- Instructions to follow: In the data below, find every line with the string "Recall" and pull it out.

- The records:
━━━━

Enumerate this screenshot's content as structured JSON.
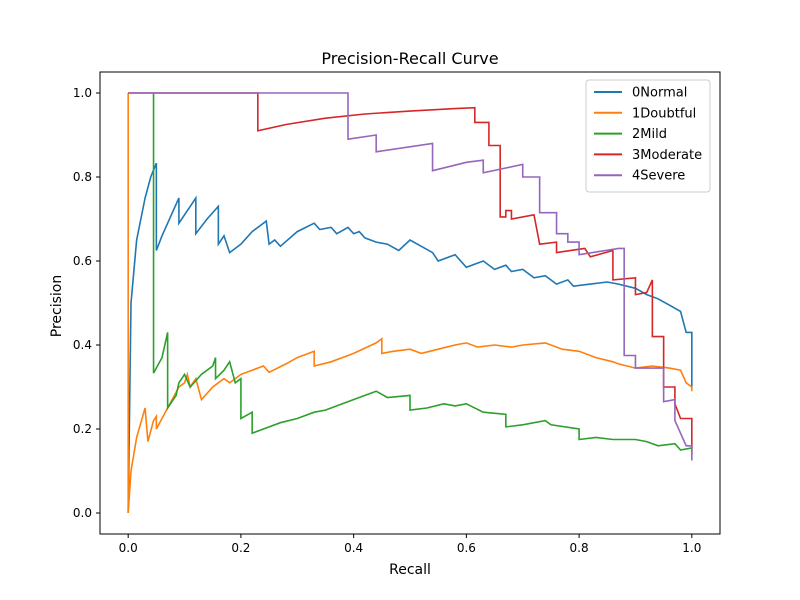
{
  "chart_data": {
    "type": "line",
    "title": "Precision-Recall Curve",
    "xlabel": "Recall",
    "ylabel": "Precision",
    "xlim": [
      -0.05,
      1.05
    ],
    "ylim": [
      -0.05,
      1.05
    ],
    "x_ticks": [
      0.0,
      0.2,
      0.4,
      0.6,
      0.8,
      1.0
    ],
    "x_tick_labels": [
      "0.0",
      "0.2",
      "0.4",
      "0.6",
      "0.8",
      "1.0"
    ],
    "y_ticks": [
      0.0,
      0.2,
      0.4,
      0.6,
      0.8,
      1.0
    ],
    "y_tick_labels": [
      "0.0",
      "0.2",
      "0.4",
      "0.6",
      "0.8",
      "1.0"
    ],
    "grid": false,
    "legend_position": "top-right",
    "series": [
      {
        "name": "0Normal",
        "color": "#1f77b4",
        "points": [
          [
            0.0,
            0.0
          ],
          [
            0.005,
            0.5
          ],
          [
            0.015,
            0.65
          ],
          [
            0.03,
            0.75
          ],
          [
            0.04,
            0.8
          ],
          [
            0.05,
            0.833
          ],
          [
            0.05,
            0.625
          ],
          [
            0.06,
            0.66
          ],
          [
            0.07,
            0.69
          ],
          [
            0.08,
            0.72
          ],
          [
            0.09,
            0.75
          ],
          [
            0.09,
            0.69
          ],
          [
            0.1,
            0.71
          ],
          [
            0.11,
            0.73
          ],
          [
            0.12,
            0.75
          ],
          [
            0.12,
            0.665
          ],
          [
            0.14,
            0.7
          ],
          [
            0.16,
            0.73
          ],
          [
            0.16,
            0.64
          ],
          [
            0.17,
            0.66
          ],
          [
            0.18,
            0.62
          ],
          [
            0.2,
            0.64
          ],
          [
            0.22,
            0.67
          ],
          [
            0.245,
            0.695
          ],
          [
            0.25,
            0.64
          ],
          [
            0.26,
            0.65
          ],
          [
            0.27,
            0.635
          ],
          [
            0.3,
            0.67
          ],
          [
            0.33,
            0.69
          ],
          [
            0.34,
            0.675
          ],
          [
            0.36,
            0.68
          ],
          [
            0.37,
            0.665
          ],
          [
            0.39,
            0.68
          ],
          [
            0.4,
            0.665
          ],
          [
            0.41,
            0.67
          ],
          [
            0.42,
            0.655
          ],
          [
            0.43,
            0.65
          ],
          [
            0.44,
            0.645
          ],
          [
            0.46,
            0.64
          ],
          [
            0.48,
            0.625
          ],
          [
            0.5,
            0.65
          ],
          [
            0.52,
            0.635
          ],
          [
            0.54,
            0.62
          ],
          [
            0.55,
            0.6
          ],
          [
            0.58,
            0.615
          ],
          [
            0.6,
            0.585
          ],
          [
            0.63,
            0.6
          ],
          [
            0.65,
            0.58
          ],
          [
            0.67,
            0.59
          ],
          [
            0.68,
            0.575
          ],
          [
            0.7,
            0.58
          ],
          [
            0.72,
            0.56
          ],
          [
            0.74,
            0.565
          ],
          [
            0.76,
            0.545
          ],
          [
            0.78,
            0.555
          ],
          [
            0.79,
            0.54
          ],
          [
            0.82,
            0.545
          ],
          [
            0.85,
            0.55
          ],
          [
            0.87,
            0.545
          ],
          [
            0.9,
            0.535
          ],
          [
            0.92,
            0.52
          ],
          [
            0.94,
            0.51
          ],
          [
            0.96,
            0.495
          ],
          [
            0.98,
            0.48
          ],
          [
            0.99,
            0.43
          ],
          [
            1.0,
            0.43
          ],
          [
            1.0,
            0.3
          ]
        ]
      },
      {
        "name": "1Doubtful",
        "color": "#ff7f0e",
        "points": [
          [
            0.0,
            1.0
          ],
          [
            0.0,
            0.0
          ],
          [
            0.005,
            0.1
          ],
          [
            0.01,
            0.14
          ],
          [
            0.015,
            0.18
          ],
          [
            0.03,
            0.25
          ],
          [
            0.035,
            0.17
          ],
          [
            0.045,
            0.22
          ],
          [
            0.05,
            0.23
          ],
          [
            0.05,
            0.2
          ],
          [
            0.07,
            0.25
          ],
          [
            0.09,
            0.3
          ],
          [
            0.1,
            0.31
          ],
          [
            0.105,
            0.33
          ],
          [
            0.11,
            0.3
          ],
          [
            0.12,
            0.32
          ],
          [
            0.13,
            0.27
          ],
          [
            0.15,
            0.3
          ],
          [
            0.17,
            0.32
          ],
          [
            0.18,
            0.31
          ],
          [
            0.2,
            0.33
          ],
          [
            0.22,
            0.34
          ],
          [
            0.24,
            0.35
          ],
          [
            0.25,
            0.335
          ],
          [
            0.28,
            0.355
          ],
          [
            0.3,
            0.37
          ],
          [
            0.33,
            0.385
          ],
          [
            0.33,
            0.35
          ],
          [
            0.36,
            0.36
          ],
          [
            0.38,
            0.37
          ],
          [
            0.4,
            0.38
          ],
          [
            0.44,
            0.405
          ],
          [
            0.45,
            0.415
          ],
          [
            0.45,
            0.38
          ],
          [
            0.47,
            0.385
          ],
          [
            0.5,
            0.39
          ],
          [
            0.52,
            0.38
          ],
          [
            0.55,
            0.39
          ],
          [
            0.58,
            0.4
          ],
          [
            0.6,
            0.405
          ],
          [
            0.62,
            0.395
          ],
          [
            0.65,
            0.4
          ],
          [
            0.68,
            0.395
          ],
          [
            0.7,
            0.4
          ],
          [
            0.74,
            0.405
          ],
          [
            0.77,
            0.39
          ],
          [
            0.8,
            0.385
          ],
          [
            0.83,
            0.37
          ],
          [
            0.86,
            0.36
          ],
          [
            0.87,
            0.355
          ],
          [
            0.9,
            0.345
          ],
          [
            0.93,
            0.35
          ],
          [
            0.96,
            0.345
          ],
          [
            0.98,
            0.34
          ],
          [
            0.99,
            0.31
          ],
          [
            1.0,
            0.3
          ],
          [
            1.0,
            0.29
          ]
        ]
      },
      {
        "name": "2Mild",
        "color": "#2ca02c",
        "points": [
          [
            0.045,
            1.0
          ],
          [
            0.045,
            0.333
          ],
          [
            0.06,
            0.37
          ],
          [
            0.07,
            0.43
          ],
          [
            0.07,
            0.25
          ],
          [
            0.085,
            0.28
          ],
          [
            0.09,
            0.31
          ],
          [
            0.1,
            0.33
          ],
          [
            0.11,
            0.3
          ],
          [
            0.13,
            0.33
          ],
          [
            0.15,
            0.35
          ],
          [
            0.155,
            0.37
          ],
          [
            0.155,
            0.32
          ],
          [
            0.17,
            0.34
          ],
          [
            0.18,
            0.36
          ],
          [
            0.19,
            0.31
          ],
          [
            0.2,
            0.32
          ],
          [
            0.2,
            0.225
          ],
          [
            0.22,
            0.24
          ],
          [
            0.22,
            0.19
          ],
          [
            0.24,
            0.2
          ],
          [
            0.27,
            0.215
          ],
          [
            0.3,
            0.225
          ],
          [
            0.33,
            0.24
          ],
          [
            0.35,
            0.245
          ],
          [
            0.38,
            0.26
          ],
          [
            0.42,
            0.28
          ],
          [
            0.44,
            0.29
          ],
          [
            0.46,
            0.275
          ],
          [
            0.5,
            0.28
          ],
          [
            0.5,
            0.245
          ],
          [
            0.53,
            0.25
          ],
          [
            0.56,
            0.26
          ],
          [
            0.58,
            0.255
          ],
          [
            0.6,
            0.26
          ],
          [
            0.63,
            0.24
          ],
          [
            0.67,
            0.235
          ],
          [
            0.67,
            0.205
          ],
          [
            0.7,
            0.21
          ],
          [
            0.74,
            0.22
          ],
          [
            0.75,
            0.21
          ],
          [
            0.8,
            0.2
          ],
          [
            0.8,
            0.175
          ],
          [
            0.83,
            0.18
          ],
          [
            0.86,
            0.175
          ],
          [
            0.9,
            0.175
          ],
          [
            0.92,
            0.17
          ],
          [
            0.94,
            0.16
          ],
          [
            0.97,
            0.165
          ],
          [
            0.98,
            0.15
          ],
          [
            1.0,
            0.155
          ],
          [
            1.0,
            0.16
          ]
        ]
      },
      {
        "name": "3Moderate",
        "color": "#d62728",
        "points": [
          [
            0.0,
            1.0
          ],
          [
            0.23,
            1.0
          ],
          [
            0.23,
            0.91
          ],
          [
            0.28,
            0.925
          ],
          [
            0.35,
            0.94
          ],
          [
            0.42,
            0.95
          ],
          [
            0.5,
            0.957
          ],
          [
            0.58,
            0.963
          ],
          [
            0.615,
            0.965
          ],
          [
            0.615,
            0.93
          ],
          [
            0.64,
            0.93
          ],
          [
            0.64,
            0.875
          ],
          [
            0.66,
            0.875
          ],
          [
            0.66,
            0.705
          ],
          [
            0.67,
            0.705
          ],
          [
            0.67,
            0.72
          ],
          [
            0.68,
            0.72
          ],
          [
            0.68,
            0.7
          ],
          [
            0.72,
            0.71
          ],
          [
            0.73,
            0.64
          ],
          [
            0.76,
            0.645
          ],
          [
            0.76,
            0.62
          ],
          [
            0.81,
            0.63
          ],
          [
            0.82,
            0.61
          ],
          [
            0.86,
            0.625
          ],
          [
            0.86,
            0.555
          ],
          [
            0.9,
            0.56
          ],
          [
            0.9,
            0.52
          ],
          [
            0.92,
            0.525
          ],
          [
            0.93,
            0.555
          ],
          [
            0.93,
            0.42
          ],
          [
            0.95,
            0.42
          ],
          [
            0.95,
            0.3
          ],
          [
            0.97,
            0.3
          ],
          [
            0.97,
            0.26
          ],
          [
            0.98,
            0.225
          ],
          [
            1.0,
            0.225
          ],
          [
            1.0,
            0.14
          ]
        ]
      },
      {
        "name": "4Severe",
        "color": "#9467bd",
        "points": [
          [
            0.0,
            1.0
          ],
          [
            0.39,
            1.0
          ],
          [
            0.39,
            0.89
          ],
          [
            0.44,
            0.9
          ],
          [
            0.44,
            0.86
          ],
          [
            0.54,
            0.88
          ],
          [
            0.54,
            0.815
          ],
          [
            0.6,
            0.835
          ],
          [
            0.63,
            0.84
          ],
          [
            0.63,
            0.81
          ],
          [
            0.7,
            0.83
          ],
          [
            0.7,
            0.8
          ],
          [
            0.73,
            0.8
          ],
          [
            0.73,
            0.715
          ],
          [
            0.76,
            0.715
          ],
          [
            0.76,
            0.665
          ],
          [
            0.78,
            0.665
          ],
          [
            0.78,
            0.645
          ],
          [
            0.8,
            0.645
          ],
          [
            0.8,
            0.615
          ],
          [
            0.87,
            0.63
          ],
          [
            0.88,
            0.63
          ],
          [
            0.88,
            0.375
          ],
          [
            0.9,
            0.375
          ],
          [
            0.9,
            0.345
          ],
          [
            0.95,
            0.345
          ],
          [
            0.95,
            0.265
          ],
          [
            0.97,
            0.27
          ],
          [
            0.97,
            0.22
          ],
          [
            0.99,
            0.16
          ],
          [
            1.0,
            0.16
          ],
          [
            1.0,
            0.125
          ]
        ]
      }
    ]
  }
}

━━━━

- Full response:
    "title": "Precision-Recall Curve",
    "xlabel": "Recall",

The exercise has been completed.